[To be done] Check every line of the data below for the string "this", and copy the ones that hold it.

[Exercise input]
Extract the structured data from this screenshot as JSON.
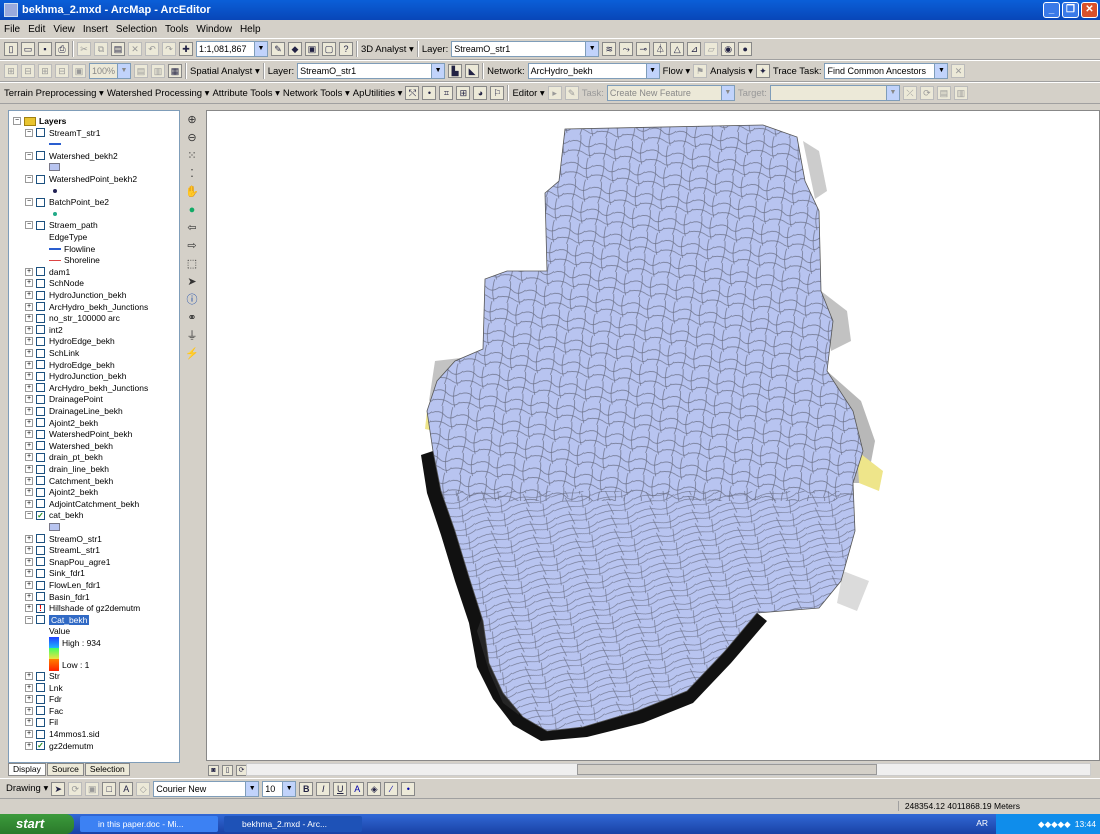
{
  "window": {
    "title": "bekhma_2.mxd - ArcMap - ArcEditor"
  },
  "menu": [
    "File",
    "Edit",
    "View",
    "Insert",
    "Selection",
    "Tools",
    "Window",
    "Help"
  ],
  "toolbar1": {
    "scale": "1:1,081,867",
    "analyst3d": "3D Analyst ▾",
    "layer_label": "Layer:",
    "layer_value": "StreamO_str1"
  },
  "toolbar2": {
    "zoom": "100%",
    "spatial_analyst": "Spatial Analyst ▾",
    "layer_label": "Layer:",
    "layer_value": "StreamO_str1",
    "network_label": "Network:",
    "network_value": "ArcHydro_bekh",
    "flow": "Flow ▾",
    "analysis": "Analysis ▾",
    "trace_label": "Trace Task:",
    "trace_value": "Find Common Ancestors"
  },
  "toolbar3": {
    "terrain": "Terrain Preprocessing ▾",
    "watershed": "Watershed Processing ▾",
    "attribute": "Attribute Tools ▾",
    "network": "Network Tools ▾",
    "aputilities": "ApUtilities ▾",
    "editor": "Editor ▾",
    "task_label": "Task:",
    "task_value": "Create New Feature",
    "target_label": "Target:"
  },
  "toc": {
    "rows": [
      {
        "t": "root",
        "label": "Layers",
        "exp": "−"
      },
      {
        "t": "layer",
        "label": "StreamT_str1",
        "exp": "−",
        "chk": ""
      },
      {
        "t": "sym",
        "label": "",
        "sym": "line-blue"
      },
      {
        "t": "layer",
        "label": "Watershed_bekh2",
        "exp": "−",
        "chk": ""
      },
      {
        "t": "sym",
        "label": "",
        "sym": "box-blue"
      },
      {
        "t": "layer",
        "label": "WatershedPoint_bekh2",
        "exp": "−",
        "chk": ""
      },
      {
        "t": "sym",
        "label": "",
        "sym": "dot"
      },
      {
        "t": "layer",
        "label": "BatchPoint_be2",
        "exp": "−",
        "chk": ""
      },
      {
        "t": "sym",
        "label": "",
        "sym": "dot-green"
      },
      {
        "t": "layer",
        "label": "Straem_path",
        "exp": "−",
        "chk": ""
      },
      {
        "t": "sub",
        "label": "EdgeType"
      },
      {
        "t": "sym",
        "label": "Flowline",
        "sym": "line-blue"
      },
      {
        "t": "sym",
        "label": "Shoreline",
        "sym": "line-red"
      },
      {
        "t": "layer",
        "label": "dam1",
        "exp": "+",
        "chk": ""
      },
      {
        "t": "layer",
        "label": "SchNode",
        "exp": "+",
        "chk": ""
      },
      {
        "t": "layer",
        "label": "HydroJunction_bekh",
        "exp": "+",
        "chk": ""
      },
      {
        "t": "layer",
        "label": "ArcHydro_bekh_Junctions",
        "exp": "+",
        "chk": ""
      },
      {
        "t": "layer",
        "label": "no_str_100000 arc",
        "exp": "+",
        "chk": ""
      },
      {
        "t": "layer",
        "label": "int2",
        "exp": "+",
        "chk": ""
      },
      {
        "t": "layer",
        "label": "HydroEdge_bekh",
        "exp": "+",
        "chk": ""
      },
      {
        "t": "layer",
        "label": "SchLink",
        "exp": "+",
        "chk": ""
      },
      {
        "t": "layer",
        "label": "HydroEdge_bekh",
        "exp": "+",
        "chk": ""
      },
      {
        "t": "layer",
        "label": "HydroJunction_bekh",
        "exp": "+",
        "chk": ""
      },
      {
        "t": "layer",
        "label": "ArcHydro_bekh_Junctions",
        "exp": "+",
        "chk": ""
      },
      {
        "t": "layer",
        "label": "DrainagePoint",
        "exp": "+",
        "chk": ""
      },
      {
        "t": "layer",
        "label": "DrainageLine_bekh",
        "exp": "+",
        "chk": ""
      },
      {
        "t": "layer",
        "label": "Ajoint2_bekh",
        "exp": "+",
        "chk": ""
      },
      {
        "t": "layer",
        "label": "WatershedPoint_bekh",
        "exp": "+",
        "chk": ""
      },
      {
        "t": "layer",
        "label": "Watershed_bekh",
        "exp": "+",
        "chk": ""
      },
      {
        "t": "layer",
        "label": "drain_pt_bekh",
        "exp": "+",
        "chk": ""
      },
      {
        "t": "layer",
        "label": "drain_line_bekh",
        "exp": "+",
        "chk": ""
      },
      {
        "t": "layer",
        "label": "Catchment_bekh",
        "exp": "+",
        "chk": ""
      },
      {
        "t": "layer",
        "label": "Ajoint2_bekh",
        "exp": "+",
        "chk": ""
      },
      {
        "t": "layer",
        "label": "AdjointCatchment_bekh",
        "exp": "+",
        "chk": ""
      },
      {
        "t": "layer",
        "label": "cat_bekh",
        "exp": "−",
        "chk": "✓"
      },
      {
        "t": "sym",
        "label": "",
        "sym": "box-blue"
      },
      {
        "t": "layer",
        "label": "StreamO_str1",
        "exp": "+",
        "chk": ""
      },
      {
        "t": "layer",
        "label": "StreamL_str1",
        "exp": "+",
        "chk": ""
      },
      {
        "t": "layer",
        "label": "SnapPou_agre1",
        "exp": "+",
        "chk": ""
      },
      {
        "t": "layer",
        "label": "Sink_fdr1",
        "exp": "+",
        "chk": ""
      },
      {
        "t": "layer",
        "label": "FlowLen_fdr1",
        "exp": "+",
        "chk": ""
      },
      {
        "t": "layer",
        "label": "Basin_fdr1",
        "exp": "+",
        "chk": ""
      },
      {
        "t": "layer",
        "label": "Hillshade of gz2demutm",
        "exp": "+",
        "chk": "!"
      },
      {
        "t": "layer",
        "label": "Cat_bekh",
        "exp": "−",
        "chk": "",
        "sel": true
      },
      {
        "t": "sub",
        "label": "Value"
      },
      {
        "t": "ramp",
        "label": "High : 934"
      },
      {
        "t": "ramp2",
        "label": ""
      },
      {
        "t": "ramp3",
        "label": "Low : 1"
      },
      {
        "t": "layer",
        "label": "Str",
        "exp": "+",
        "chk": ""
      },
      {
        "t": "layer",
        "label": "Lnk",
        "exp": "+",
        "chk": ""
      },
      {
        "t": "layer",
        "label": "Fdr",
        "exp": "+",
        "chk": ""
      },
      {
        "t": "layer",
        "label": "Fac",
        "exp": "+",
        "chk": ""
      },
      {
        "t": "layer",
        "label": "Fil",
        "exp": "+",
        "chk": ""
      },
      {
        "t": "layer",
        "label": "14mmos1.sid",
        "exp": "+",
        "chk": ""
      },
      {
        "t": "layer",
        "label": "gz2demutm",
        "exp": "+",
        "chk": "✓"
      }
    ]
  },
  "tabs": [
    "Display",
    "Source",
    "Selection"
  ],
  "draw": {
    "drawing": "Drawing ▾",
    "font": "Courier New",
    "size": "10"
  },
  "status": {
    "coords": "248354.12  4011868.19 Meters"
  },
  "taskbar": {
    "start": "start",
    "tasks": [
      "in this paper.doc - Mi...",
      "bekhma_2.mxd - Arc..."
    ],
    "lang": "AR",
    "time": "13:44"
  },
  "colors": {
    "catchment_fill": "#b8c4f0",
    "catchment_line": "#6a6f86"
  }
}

[Exercise response]
Extract the structured data from this screenshot as JSON.
      "in this paper.doc - Mi...",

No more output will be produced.